# INPUT start
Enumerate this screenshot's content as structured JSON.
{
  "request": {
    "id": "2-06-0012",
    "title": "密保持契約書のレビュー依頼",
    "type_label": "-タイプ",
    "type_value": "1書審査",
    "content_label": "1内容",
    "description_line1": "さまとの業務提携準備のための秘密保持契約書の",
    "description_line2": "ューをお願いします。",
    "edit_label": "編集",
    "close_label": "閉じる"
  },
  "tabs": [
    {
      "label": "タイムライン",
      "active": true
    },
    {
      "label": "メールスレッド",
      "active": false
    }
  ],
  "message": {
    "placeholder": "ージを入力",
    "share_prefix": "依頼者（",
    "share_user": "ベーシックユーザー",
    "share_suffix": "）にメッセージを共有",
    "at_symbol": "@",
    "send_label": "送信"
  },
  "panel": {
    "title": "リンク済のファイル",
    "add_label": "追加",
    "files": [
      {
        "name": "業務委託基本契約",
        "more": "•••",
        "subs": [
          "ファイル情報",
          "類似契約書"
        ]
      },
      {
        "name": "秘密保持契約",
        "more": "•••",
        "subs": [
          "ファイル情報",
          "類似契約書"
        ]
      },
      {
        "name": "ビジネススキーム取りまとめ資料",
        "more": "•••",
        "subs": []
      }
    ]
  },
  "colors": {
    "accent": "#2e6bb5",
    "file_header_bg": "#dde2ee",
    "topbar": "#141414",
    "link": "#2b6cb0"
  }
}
# INPUT end
WRITTEN TASK. Retype every record above exactly as written.

COMPLETED EXERCISE.
Enumerate this screenshot's content as structured JSON.
{
  "request": {
    "id": "2-06-0012",
    "title": "密保持契約書のレビュー依頼",
    "type_label": "-タイプ",
    "type_value": "1書審査",
    "content_label": "1内容",
    "description_line1": "さまとの業務提携準備のための秘密保持契約書の",
    "description_line2": "ューをお願いします。",
    "edit_label": "編集",
    "close_label": "閉じる"
  },
  "tabs": [
    {
      "label": "タイムライン",
      "active": true
    },
    {
      "label": "メールスレッド",
      "active": false
    }
  ],
  "message": {
    "placeholder": "ージを入力",
    "share_prefix": "依頼者（",
    "share_user": "ベーシックユーザー",
    "share_suffix": "）にメッセージを共有",
    "at_symbol": "@",
    "send_label": "送信"
  },
  "panel": {
    "title": "リンク済のファイル",
    "add_label": "追加",
    "files": [
      {
        "name": "業務委託基本契約",
        "more": "•••",
        "subs": [
          "ファイル情報",
          "類似契約書"
        ]
      },
      {
        "name": "秘密保持契約",
        "more": "•••",
        "subs": [
          "ファイル情報",
          "類似契約書"
        ]
      },
      {
        "name": "ビジネススキーム取りまとめ資料",
        "more": "•••",
        "subs": []
      }
    ]
  },
  "colors": {
    "accent": "#2e6bb5",
    "file_header_bg": "#dde2ee",
    "topbar": "#141414",
    "link": "#2b6cb0"
  }
}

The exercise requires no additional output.